## [Given request]
Would you write out the entries below, every one of them, exactly?

## [Exercise data]

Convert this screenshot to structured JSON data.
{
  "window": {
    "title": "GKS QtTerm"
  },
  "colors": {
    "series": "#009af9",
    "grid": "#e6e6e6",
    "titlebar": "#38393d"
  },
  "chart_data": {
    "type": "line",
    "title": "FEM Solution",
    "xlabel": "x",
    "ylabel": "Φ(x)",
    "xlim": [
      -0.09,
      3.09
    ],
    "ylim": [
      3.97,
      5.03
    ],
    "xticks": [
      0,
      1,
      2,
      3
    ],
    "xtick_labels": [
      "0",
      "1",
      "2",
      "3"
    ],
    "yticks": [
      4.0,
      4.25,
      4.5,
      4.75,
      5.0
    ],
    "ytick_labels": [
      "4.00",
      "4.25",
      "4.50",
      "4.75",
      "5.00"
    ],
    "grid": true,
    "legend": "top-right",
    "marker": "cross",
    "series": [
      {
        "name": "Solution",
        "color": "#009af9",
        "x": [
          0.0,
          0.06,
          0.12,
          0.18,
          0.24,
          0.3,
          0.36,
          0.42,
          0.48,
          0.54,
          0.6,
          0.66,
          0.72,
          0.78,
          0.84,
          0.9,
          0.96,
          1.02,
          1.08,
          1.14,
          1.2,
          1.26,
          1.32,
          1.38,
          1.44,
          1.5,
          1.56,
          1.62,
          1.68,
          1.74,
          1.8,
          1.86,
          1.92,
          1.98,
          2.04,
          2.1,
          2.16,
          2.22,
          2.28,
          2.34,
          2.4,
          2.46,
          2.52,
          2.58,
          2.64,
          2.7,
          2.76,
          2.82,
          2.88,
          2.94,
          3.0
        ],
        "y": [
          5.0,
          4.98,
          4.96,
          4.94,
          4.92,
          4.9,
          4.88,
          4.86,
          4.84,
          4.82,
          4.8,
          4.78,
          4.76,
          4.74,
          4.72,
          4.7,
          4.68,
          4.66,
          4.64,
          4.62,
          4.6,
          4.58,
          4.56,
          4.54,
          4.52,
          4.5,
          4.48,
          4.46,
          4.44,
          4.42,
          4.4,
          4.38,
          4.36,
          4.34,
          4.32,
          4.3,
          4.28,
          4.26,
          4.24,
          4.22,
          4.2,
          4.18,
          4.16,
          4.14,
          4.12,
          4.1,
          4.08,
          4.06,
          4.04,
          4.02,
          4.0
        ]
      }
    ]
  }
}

## [Output for this exercise]
Convert this screenshot to structured JSON data.
{
  "window": {
    "title": "GKS QtTerm"
  },
  "colors": {
    "series": "#009af9",
    "grid": "#e6e6e6",
    "titlebar": "#38393d"
  },
  "chart_data": {
    "type": "line",
    "title": "FEM Solution",
    "xlabel": "x",
    "ylabel": "Φ(x)",
    "xlim": [
      -0.09,
      3.09
    ],
    "ylim": [
      3.97,
      5.03
    ],
    "xticks": [
      0,
      1,
      2,
      3
    ],
    "xtick_labels": [
      "0",
      "1",
      "2",
      "3"
    ],
    "yticks": [
      4.0,
      4.25,
      4.5,
      4.75,
      5.0
    ],
    "ytick_labels": [
      "4.00",
      "4.25",
      "4.50",
      "4.75",
      "5.00"
    ],
    "grid": true,
    "legend": "top-right",
    "marker": "cross",
    "series": [
      {
        "name": "Solution",
        "color": "#009af9",
        "x": [
          0.0,
          0.06,
          0.12,
          0.18,
          0.24,
          0.3,
          0.36,
          0.42,
          0.48,
          0.54,
          0.6,
          0.66,
          0.72,
          0.78,
          0.84,
          0.9,
          0.96,
          1.02,
          1.08,
          1.14,
          1.2,
          1.26,
          1.32,
          1.38,
          1.44,
          1.5,
          1.56,
          1.62,
          1.68,
          1.74,
          1.8,
          1.86,
          1.92,
          1.98,
          2.04,
          2.1,
          2.16,
          2.22,
          2.28,
          2.34,
          2.4,
          2.46,
          2.52,
          2.58,
          2.64,
          2.7,
          2.76,
          2.82,
          2.88,
          2.94,
          3.0
        ],
        "y": [
          5.0,
          4.98,
          4.96,
          4.94,
          4.92,
          4.9,
          4.88,
          4.86,
          4.84,
          4.82,
          4.8,
          4.78,
          4.76,
          4.74,
          4.72,
          4.7,
          4.68,
          4.66,
          4.64,
          4.62,
          4.6,
          4.58,
          4.56,
          4.54,
          4.52,
          4.5,
          4.48,
          4.46,
          4.44,
          4.42,
          4.4,
          4.38,
          4.36,
          4.34,
          4.32,
          4.3,
          4.28,
          4.26,
          4.24,
          4.22,
          4.2,
          4.18,
          4.16,
          4.14,
          4.12,
          4.1,
          4.08,
          4.06,
          4.04,
          4.02,
          4.0
        ]
      }
    ]
  }
}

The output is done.